(Enunciado 1) Presenta como lista numerada las entradas desde su primera línea hasta la línea que contiene "The angle E is at (415, 133).", ambas incluidas, y omite las líneas en blanco.

La extracción de la piedras con el mineral se hacía en las estaciones y galerías donde laboraban los que barrenaban, colocaban explosivos (que también tenía su técnica de colocación y encendido, “para que no te explotaran en la cara los hasta 15 o 20 disparos de dinamita, y te diera tiempo para correr”); otros armaban el realce (sostén de la galería de hasta dos metros de altura con los restos de roca del barreno que quedaban luego de la extracción, y la colocación de pilotes de madera para que no se desplomara y seguir en uso para trasladar mineros, técnicos de mantenimiento, maquinarias, lo que fuera). Para hacer el entramado del realce estaban los maderistas, expertos en el dominio del pino y de la estructura; y allá abajo estaba también el chino Gijón (Hi Hong, pero ¿quién le iba a decir de esa manera?), que era el encargado de trasladar y limpiar con cal el carretón de los desperdicios de las necesidades humanas.

(Datos proporcionados)

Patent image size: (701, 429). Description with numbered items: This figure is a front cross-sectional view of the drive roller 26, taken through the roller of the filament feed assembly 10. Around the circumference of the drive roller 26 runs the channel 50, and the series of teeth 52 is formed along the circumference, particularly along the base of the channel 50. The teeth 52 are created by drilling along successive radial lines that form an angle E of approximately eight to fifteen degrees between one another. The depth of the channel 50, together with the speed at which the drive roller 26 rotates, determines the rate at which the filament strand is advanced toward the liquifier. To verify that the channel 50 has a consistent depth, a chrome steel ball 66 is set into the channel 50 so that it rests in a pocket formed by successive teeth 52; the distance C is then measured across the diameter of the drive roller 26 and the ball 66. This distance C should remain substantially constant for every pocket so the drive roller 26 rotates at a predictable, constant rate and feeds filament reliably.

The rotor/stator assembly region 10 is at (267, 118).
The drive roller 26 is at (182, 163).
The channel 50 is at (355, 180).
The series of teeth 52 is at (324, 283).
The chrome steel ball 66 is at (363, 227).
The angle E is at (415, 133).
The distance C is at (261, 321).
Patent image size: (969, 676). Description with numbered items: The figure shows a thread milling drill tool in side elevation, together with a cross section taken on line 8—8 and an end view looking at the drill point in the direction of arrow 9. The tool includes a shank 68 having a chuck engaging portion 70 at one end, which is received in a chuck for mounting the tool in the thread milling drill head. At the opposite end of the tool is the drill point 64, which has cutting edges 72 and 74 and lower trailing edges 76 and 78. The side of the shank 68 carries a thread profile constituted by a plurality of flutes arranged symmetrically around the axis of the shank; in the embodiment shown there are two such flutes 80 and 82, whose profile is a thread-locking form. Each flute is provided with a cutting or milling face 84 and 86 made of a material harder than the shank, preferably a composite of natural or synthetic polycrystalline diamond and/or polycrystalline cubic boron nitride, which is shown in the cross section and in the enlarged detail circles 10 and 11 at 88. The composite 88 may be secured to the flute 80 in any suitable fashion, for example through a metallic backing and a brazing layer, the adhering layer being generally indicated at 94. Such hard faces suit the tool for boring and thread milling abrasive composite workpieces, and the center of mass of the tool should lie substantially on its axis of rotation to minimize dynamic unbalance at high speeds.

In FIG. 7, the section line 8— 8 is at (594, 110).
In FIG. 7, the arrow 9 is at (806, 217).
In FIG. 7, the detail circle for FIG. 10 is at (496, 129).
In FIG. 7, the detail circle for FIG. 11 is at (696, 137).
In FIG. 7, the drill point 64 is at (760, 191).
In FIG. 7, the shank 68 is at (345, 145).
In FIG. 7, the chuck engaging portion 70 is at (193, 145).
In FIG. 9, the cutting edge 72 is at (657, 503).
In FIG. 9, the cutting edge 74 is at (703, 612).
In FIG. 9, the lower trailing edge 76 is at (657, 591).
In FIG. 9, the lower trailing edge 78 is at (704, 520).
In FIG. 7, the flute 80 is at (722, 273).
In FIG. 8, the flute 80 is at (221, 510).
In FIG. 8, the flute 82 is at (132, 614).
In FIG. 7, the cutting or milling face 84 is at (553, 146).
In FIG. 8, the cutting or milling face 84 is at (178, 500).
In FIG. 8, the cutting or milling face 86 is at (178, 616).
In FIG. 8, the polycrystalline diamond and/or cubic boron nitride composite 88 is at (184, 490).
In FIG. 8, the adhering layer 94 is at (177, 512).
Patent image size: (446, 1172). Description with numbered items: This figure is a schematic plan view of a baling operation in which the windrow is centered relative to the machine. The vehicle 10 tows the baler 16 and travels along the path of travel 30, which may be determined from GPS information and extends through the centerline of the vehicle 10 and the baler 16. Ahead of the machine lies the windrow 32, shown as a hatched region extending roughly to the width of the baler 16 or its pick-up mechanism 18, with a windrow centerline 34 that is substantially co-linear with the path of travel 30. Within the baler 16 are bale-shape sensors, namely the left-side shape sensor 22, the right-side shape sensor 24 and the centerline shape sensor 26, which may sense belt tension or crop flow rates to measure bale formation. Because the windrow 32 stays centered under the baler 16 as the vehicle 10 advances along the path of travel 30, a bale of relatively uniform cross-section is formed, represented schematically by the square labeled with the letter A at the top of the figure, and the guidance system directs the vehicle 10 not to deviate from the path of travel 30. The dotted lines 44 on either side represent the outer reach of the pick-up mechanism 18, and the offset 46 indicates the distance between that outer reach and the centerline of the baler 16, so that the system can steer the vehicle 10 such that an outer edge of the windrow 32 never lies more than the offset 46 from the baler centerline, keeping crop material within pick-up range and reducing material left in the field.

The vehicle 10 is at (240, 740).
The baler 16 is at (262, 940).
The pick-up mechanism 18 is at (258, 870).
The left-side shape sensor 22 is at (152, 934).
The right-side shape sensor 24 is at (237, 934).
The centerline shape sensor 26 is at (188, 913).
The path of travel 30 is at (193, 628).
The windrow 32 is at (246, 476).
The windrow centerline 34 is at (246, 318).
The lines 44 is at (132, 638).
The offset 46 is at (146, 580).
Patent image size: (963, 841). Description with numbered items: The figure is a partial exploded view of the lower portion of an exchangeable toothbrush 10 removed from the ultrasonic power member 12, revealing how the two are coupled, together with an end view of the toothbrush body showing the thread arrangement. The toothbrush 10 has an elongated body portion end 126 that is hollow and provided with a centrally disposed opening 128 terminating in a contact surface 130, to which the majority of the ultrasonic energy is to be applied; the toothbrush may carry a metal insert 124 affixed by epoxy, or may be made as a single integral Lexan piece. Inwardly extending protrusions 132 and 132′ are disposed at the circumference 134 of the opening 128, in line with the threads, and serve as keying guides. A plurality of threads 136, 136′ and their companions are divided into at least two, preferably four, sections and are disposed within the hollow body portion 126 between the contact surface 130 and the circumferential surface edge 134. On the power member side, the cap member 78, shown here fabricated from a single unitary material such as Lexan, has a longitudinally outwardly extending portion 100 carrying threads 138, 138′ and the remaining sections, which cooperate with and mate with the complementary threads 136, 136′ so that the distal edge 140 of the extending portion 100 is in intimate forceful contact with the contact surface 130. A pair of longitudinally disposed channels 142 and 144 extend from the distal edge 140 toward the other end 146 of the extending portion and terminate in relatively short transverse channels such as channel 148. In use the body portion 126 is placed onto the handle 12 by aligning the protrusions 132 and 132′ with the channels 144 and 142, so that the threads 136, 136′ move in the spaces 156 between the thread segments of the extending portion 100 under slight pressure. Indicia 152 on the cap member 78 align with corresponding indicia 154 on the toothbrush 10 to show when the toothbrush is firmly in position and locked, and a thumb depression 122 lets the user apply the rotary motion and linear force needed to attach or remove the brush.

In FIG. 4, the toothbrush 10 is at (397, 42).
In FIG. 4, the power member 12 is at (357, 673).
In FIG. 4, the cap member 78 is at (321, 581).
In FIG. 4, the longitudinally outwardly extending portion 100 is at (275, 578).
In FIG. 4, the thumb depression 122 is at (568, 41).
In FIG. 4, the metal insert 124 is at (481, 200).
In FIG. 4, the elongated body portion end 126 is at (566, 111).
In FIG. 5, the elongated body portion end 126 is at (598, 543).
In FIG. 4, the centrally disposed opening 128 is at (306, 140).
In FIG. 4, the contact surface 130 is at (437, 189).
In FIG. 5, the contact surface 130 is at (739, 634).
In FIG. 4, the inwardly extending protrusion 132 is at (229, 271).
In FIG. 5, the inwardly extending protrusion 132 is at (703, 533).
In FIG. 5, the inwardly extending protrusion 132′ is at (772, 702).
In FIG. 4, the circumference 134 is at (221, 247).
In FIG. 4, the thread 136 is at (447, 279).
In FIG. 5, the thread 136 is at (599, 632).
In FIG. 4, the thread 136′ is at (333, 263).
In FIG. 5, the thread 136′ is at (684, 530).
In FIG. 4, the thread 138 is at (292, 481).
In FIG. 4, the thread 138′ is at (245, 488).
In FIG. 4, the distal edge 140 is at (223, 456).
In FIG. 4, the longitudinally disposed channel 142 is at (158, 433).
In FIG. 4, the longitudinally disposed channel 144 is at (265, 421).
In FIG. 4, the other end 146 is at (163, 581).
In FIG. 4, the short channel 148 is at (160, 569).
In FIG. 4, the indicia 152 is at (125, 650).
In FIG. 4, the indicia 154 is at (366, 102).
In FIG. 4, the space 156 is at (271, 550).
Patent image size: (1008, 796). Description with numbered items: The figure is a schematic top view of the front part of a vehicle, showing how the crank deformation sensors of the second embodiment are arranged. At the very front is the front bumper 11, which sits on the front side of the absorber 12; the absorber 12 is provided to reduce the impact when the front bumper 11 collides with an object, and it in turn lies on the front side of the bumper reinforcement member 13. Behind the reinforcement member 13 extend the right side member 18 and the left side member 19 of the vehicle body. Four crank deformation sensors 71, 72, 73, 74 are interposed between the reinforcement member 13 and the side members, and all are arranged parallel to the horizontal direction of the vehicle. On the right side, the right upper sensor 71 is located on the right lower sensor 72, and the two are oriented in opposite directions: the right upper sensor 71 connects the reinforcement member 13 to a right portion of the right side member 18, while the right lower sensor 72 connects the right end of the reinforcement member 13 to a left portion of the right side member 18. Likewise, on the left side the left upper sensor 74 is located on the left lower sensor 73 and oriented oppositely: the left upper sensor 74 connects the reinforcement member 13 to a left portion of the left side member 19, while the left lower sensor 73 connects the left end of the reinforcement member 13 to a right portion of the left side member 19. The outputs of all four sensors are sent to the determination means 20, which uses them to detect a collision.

(Enunciado 2) Según el texto de lectura, ¿quiénes se encargaban de hacer el entramado del realce?

(Solución desarrollada 1)
1. Patent image size: (701, 429). Description with numbered items: This figure is a front cross-sectional view of the drive roller 26, taken through the roller of the filament feed assembly 10. Around the circumference of the drive roller 26 runs the channel 50, and the series of teeth 52 is formed along the circumference, particularly along the base of the channel 50. The teeth 52 are created by drilling along successive radial lines that form an angle E of approximately eight to fifteen degrees between one another. The depth of the channel 50, together with the speed at which the drive roller 26 rotates, determines the rate at which the filament strand is advanced toward the liquifier. To verify that the channel 50 has a consistent depth, a chrome steel ball 66 is set into the channel 50 so that it rests in a pocket formed by successive teeth 52; the distance C is then measured across the diameter of the drive roller 26 and the ball 66. This distance C should remain substantially constant for every pocket so the drive roller 26 rotates at a predictable, constant rate and feeds filament reliably.
2. The rotor/stator assembly region 10 is at (267, 118).
3. The drive roller 26 is at (182, 163).
4. The channel 50 is at (355, 180).
5. The series of teeth 52 is at (324, 283).
6. The chrome steel ball 66 is at (363, 227).
7. The angle E is at (415, 133).

(Solución desarrollada 2) Los maderistas, expertos en el dominio del pino y de la estructura.